# Start of SOURCE DATA
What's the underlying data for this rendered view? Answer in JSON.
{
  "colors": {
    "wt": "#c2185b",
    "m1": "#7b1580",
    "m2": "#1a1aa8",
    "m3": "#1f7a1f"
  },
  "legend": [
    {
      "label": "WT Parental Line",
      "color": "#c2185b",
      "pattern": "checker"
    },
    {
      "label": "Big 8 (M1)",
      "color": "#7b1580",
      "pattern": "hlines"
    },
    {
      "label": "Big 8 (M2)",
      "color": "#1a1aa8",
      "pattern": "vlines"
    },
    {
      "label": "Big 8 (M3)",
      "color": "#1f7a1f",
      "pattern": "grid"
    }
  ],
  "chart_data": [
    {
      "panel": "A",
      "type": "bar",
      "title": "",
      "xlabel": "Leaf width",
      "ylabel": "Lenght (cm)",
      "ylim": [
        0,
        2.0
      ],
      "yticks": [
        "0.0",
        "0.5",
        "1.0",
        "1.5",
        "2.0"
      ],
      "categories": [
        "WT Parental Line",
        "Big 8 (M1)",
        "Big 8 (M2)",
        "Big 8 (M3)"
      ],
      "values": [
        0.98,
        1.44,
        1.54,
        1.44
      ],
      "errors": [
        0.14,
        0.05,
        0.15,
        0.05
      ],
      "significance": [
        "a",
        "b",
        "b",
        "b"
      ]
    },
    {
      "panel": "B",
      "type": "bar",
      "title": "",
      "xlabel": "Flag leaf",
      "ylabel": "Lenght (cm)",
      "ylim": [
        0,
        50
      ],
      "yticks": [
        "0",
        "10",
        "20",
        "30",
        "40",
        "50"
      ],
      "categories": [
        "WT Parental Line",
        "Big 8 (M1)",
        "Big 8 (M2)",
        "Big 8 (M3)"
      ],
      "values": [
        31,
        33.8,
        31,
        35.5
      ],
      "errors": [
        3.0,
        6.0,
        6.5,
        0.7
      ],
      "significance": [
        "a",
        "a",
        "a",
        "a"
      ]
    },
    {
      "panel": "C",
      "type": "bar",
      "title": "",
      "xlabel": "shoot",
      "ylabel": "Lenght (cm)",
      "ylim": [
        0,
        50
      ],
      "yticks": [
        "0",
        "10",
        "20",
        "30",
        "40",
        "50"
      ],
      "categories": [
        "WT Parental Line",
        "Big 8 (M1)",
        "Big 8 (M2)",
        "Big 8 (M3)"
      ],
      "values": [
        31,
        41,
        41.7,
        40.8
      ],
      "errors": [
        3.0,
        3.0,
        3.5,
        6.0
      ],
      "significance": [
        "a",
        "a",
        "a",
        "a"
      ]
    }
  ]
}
# End of SOURCE DATA
● **REQUEST**: Go back to the listing above and please repeat it exactly.

● **ANSWER TO THE PROBLEM**:
What's the underlying data for this rendered view? Answer in JSON.
{
  "colors": {
    "wt": "#c2185b",
    "m1": "#7b1580",
    "m2": "#1a1aa8",
    "m3": "#1f7a1f"
  },
  "legend": [
    {
      "label": "WT Parental Line",
      "color": "#c2185b",
      "pattern": "checker"
    },
    {
      "label": "Big 8 (M1)",
      "color": "#7b1580",
      "pattern": "hlines"
    },
    {
      "label": "Big 8 (M2)",
      "color": "#1a1aa8",
      "pattern": "vlines"
    },
    {
      "label": "Big 8 (M3)",
      "color": "#1f7a1f",
      "pattern": "grid"
    }
  ],
  "chart_data": [
    {
      "panel": "A",
      "type": "bar",
      "title": "",
      "xlabel": "Leaf width",
      "ylabel": "Lenght (cm)",
      "ylim": [
        0,
        2.0
      ],
      "yticks": [
        "0.0",
        "0.5",
        "1.0",
        "1.5",
        "2.0"
      ],
      "categories": [
        "WT Parental Line",
        "Big 8 (M1)",
        "Big 8 (M2)",
        "Big 8 (M3)"
      ],
      "values": [
        0.98,
        1.44,
        1.54,
        1.44
      ],
      "errors": [
        0.14,
        0.05,
        0.15,
        0.05
      ],
      "significance": [
        "a",
        "b",
        "b",
        "b"
      ]
    },
    {
      "panel": "B",
      "type": "bar",
      "title": "",
      "xlabel": "Flag leaf",
      "ylabel": "Lenght (cm)",
      "ylim": [
        0,
        50
      ],
      "yticks": [
        "0",
        "10",
        "20",
        "30",
        "40",
        "50"
      ],
      "categories": [
        "WT Parental Line",
        "Big 8 (M1)",
        "Big 8 (M2)",
        "Big 8 (M3)"
      ],
      "values": [
        31,
        33.8,
        31,
        35.5
      ],
      "errors": [
        3.0,
        6.0,
        6.5,
        0.7
      ],
      "significance": [
        "a",
        "a",
        "a",
        "a"
      ]
    },
    {
      "panel": "C",
      "type": "bar",
      "title": "",
      "xlabel": "shoot",
      "ylabel": "Lenght (cm)",
      "ylim": [
        0,
        50
      ],
      "yticks": [
        "0",
        "10",
        "20",
        "30",
        "40",
        "50"
      ],
      "categories": [
        "WT Parental Line",
        "Big 8 (M1)",
        "Big 8 (M2)",
        "Big 8 (M3)"
      ],
      "values": [
        31,
        41,
        41.7,
        40.8
      ],
      "errors": [
        3.0,
        3.0,
        3.5,
        6.0
      ],
      "significance": [
        "a",
        "a",
        "a",
        "a"
      ]
    }
  ]
}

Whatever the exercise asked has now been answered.